▸ **DATA FOR PROCESSING**
----

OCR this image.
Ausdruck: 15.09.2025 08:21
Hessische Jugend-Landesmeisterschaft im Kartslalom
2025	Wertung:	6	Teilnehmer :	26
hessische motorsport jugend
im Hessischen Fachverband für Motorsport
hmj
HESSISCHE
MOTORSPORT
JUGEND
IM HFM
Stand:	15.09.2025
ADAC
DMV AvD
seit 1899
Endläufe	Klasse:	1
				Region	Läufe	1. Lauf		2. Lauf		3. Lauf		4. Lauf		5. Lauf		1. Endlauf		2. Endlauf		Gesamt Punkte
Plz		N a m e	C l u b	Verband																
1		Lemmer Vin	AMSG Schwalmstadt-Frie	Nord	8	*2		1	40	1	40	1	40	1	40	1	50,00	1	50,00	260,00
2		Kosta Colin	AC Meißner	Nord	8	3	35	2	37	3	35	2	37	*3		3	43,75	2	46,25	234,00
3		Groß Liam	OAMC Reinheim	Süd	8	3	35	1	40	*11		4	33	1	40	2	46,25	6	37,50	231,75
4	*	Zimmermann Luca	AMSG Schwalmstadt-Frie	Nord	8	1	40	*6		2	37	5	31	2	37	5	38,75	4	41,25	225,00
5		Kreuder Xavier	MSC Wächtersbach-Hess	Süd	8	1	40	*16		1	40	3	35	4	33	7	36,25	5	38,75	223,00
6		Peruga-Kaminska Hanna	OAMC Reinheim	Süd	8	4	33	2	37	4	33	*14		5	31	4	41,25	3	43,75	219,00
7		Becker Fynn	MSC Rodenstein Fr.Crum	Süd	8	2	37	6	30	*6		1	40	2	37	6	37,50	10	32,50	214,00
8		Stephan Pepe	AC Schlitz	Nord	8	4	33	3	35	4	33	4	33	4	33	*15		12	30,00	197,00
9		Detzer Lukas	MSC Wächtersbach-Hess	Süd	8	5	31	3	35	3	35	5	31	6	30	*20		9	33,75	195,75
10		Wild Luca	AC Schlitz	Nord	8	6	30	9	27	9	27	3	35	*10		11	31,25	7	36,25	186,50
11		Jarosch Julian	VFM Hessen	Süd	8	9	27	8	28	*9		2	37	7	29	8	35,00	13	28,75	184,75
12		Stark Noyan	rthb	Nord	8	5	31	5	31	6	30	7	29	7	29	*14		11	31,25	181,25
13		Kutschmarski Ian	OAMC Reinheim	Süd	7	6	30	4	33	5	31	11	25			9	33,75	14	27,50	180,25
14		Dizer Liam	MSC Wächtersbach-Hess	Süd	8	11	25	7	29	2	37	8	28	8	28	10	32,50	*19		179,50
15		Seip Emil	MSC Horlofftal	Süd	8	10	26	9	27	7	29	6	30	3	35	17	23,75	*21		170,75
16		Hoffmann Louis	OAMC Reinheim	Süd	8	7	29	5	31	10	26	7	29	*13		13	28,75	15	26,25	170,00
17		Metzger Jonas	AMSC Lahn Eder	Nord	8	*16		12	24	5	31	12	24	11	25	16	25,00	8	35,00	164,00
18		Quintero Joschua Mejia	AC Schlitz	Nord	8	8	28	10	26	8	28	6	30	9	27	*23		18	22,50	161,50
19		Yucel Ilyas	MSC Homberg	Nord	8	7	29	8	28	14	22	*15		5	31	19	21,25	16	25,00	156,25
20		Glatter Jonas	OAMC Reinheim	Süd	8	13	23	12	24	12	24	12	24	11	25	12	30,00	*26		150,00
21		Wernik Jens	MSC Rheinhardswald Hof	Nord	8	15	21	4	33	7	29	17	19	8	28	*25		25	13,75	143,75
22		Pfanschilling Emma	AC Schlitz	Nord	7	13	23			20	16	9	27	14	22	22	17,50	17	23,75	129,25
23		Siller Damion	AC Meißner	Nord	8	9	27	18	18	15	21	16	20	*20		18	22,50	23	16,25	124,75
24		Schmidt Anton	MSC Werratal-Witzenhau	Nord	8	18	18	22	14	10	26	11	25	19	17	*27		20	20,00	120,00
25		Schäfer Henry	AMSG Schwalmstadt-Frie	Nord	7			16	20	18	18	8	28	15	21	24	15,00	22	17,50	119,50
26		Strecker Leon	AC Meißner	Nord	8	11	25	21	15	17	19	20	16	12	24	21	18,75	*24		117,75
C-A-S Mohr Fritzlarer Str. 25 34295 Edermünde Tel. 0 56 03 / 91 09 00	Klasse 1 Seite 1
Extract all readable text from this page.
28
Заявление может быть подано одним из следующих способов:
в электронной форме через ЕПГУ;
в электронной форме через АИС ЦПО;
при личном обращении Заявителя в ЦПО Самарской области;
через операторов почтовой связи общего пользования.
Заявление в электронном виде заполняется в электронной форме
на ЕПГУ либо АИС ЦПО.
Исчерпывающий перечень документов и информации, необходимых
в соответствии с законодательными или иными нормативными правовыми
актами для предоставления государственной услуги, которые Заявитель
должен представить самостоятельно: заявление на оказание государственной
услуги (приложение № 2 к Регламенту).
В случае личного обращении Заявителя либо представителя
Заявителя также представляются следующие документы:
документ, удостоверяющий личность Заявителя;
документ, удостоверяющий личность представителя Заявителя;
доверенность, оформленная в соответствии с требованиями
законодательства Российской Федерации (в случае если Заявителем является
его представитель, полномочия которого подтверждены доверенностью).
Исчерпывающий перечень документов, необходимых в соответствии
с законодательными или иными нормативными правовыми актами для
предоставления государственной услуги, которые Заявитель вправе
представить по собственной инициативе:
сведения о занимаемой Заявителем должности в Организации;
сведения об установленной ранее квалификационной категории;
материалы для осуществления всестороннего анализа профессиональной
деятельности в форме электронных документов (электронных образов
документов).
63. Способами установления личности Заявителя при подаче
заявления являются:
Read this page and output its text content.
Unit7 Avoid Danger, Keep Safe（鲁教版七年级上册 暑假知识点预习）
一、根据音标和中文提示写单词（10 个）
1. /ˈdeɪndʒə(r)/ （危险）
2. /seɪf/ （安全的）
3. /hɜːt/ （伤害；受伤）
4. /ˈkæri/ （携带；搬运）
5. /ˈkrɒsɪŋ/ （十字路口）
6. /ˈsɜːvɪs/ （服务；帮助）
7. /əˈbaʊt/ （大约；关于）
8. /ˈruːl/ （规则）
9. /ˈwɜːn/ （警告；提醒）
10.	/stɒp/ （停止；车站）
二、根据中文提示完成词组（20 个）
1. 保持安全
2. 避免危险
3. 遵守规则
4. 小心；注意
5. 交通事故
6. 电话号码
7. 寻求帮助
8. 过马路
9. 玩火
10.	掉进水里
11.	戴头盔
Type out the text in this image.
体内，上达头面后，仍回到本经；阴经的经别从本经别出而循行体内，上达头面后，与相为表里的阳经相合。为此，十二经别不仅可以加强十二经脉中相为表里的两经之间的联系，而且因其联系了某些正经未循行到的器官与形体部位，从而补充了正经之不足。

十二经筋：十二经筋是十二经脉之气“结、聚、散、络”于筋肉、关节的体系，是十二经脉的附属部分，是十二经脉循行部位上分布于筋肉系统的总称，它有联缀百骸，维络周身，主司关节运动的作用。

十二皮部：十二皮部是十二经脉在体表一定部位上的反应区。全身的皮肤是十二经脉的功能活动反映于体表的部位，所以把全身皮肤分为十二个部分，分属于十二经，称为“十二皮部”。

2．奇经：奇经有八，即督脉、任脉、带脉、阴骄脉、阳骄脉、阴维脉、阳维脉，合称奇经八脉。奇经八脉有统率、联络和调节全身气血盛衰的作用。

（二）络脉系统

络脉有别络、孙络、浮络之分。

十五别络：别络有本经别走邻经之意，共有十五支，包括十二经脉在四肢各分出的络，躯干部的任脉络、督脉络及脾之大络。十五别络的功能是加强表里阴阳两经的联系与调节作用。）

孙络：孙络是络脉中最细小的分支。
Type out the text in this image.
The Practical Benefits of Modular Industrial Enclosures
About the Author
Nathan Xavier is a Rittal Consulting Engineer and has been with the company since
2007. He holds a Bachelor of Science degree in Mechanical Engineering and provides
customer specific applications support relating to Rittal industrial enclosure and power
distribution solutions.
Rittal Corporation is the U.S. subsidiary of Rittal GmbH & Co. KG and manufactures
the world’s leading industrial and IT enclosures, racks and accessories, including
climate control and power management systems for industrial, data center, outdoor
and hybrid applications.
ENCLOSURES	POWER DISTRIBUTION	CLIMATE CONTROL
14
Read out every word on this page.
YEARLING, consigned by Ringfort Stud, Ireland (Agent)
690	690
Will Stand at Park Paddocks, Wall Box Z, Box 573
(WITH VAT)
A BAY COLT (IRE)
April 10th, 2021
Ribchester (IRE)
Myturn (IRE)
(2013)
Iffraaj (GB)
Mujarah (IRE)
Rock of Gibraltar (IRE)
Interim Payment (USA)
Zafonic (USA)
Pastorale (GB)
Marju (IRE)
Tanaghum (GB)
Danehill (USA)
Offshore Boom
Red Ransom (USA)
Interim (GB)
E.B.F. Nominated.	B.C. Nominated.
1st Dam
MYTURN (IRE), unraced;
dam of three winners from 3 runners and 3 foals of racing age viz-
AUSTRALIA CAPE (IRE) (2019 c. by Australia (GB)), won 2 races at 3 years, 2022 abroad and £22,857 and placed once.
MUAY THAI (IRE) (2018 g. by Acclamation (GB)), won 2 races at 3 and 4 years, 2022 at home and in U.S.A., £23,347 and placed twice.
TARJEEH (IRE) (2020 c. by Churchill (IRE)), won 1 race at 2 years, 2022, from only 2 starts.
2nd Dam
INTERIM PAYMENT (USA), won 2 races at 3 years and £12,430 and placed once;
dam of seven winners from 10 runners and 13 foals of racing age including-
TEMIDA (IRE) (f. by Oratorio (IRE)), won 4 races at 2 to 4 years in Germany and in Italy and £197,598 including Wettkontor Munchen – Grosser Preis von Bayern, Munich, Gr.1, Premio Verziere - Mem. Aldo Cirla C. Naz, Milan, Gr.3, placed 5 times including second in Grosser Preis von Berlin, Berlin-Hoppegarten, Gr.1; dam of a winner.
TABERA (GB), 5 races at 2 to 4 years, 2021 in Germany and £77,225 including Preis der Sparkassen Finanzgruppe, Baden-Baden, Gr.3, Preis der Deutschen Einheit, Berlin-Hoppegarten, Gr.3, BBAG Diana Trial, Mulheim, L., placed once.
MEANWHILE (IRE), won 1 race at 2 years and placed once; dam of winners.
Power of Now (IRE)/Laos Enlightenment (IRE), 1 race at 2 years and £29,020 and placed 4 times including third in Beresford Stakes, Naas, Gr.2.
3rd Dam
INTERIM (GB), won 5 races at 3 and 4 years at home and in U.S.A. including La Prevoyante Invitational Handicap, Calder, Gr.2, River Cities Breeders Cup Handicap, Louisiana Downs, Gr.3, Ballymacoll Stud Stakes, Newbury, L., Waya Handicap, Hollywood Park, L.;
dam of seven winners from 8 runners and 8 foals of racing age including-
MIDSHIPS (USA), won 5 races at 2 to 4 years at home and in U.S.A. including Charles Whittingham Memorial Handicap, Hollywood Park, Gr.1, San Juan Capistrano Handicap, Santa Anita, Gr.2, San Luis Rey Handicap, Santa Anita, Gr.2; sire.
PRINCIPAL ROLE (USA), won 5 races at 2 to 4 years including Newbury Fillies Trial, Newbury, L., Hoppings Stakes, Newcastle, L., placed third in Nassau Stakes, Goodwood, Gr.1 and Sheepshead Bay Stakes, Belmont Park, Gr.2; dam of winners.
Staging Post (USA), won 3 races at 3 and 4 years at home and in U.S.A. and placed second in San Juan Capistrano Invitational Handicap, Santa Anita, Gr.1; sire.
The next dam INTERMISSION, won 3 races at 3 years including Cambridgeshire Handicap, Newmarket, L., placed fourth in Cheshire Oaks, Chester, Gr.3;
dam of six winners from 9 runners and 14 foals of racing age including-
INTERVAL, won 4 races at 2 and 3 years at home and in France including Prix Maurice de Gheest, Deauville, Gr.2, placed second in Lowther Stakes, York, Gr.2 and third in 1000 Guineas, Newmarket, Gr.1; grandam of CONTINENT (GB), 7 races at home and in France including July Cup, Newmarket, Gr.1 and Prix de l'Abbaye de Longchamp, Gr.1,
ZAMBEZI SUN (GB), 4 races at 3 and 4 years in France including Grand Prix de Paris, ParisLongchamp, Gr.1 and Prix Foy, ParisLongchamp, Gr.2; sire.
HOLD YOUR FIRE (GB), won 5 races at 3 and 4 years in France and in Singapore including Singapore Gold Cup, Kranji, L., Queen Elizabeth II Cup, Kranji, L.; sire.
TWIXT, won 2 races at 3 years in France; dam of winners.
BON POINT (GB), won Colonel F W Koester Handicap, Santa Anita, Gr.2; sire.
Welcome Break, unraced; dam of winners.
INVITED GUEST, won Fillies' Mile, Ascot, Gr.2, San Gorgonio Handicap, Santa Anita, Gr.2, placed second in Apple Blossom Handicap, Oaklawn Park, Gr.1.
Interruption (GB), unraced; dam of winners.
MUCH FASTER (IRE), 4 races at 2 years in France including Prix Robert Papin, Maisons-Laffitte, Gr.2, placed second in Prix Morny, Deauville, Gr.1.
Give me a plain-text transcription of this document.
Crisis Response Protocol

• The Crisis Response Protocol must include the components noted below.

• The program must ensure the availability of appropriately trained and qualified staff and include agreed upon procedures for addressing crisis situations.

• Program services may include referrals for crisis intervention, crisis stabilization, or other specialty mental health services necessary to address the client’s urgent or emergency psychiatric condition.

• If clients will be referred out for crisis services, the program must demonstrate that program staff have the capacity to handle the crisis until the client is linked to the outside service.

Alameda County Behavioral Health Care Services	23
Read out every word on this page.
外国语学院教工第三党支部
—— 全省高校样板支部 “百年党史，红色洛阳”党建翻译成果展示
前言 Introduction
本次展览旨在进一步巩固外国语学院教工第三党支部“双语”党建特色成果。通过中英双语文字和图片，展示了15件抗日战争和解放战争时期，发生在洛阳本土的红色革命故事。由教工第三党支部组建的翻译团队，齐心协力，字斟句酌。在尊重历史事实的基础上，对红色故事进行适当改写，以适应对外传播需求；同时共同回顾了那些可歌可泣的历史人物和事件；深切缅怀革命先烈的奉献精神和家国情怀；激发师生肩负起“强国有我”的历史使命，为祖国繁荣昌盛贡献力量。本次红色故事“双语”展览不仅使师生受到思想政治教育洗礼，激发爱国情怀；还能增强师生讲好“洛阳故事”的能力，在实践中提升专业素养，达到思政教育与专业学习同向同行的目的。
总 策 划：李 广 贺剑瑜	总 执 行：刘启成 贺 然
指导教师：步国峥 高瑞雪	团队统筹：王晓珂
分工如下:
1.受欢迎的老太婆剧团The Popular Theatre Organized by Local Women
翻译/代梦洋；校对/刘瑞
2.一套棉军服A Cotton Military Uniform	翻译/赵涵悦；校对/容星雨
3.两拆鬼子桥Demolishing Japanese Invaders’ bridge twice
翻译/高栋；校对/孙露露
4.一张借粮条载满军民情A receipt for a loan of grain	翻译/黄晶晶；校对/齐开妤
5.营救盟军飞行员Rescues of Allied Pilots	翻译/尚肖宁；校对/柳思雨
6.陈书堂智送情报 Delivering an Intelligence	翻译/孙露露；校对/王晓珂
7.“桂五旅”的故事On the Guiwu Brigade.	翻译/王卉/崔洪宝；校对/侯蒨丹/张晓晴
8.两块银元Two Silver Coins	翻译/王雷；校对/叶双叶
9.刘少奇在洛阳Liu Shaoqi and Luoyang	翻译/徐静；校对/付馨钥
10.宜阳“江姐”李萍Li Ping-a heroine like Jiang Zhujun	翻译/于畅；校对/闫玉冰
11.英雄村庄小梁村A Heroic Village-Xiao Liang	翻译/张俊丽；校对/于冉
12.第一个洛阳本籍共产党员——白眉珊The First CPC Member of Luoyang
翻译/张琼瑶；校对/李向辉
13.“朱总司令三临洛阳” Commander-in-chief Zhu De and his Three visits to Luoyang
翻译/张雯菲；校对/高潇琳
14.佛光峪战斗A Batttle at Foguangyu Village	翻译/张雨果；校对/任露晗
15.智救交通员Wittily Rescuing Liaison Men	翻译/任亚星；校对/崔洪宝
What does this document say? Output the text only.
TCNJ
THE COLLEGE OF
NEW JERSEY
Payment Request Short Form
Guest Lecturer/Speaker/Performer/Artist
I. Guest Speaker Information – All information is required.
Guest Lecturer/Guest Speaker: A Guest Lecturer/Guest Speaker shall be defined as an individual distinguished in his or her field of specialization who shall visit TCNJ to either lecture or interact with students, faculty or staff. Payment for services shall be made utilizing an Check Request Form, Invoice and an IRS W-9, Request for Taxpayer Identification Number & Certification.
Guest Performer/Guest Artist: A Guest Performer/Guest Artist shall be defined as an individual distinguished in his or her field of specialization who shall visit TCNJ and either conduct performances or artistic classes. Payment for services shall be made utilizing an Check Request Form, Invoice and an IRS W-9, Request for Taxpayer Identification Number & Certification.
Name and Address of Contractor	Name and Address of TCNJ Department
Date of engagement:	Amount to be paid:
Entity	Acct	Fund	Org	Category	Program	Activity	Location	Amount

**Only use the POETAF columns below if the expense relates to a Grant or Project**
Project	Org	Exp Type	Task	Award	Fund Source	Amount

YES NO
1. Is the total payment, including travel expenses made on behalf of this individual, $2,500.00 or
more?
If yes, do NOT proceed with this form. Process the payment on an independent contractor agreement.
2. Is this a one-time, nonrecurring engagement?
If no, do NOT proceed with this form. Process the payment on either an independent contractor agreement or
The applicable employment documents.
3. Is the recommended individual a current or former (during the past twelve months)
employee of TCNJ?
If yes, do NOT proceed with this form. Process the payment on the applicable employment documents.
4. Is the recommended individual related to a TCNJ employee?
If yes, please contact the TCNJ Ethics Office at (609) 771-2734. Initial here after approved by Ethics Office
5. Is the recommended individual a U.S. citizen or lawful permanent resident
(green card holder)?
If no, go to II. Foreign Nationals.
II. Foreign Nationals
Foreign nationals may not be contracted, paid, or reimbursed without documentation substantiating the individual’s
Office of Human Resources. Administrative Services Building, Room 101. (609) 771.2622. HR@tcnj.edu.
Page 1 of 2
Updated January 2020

----

▸ **WORK INSTRUCTIONS**
How many lines of the records contain the string "обращении"? Respond with the number alone.

▸ **PROBLEM SOLUTION**
2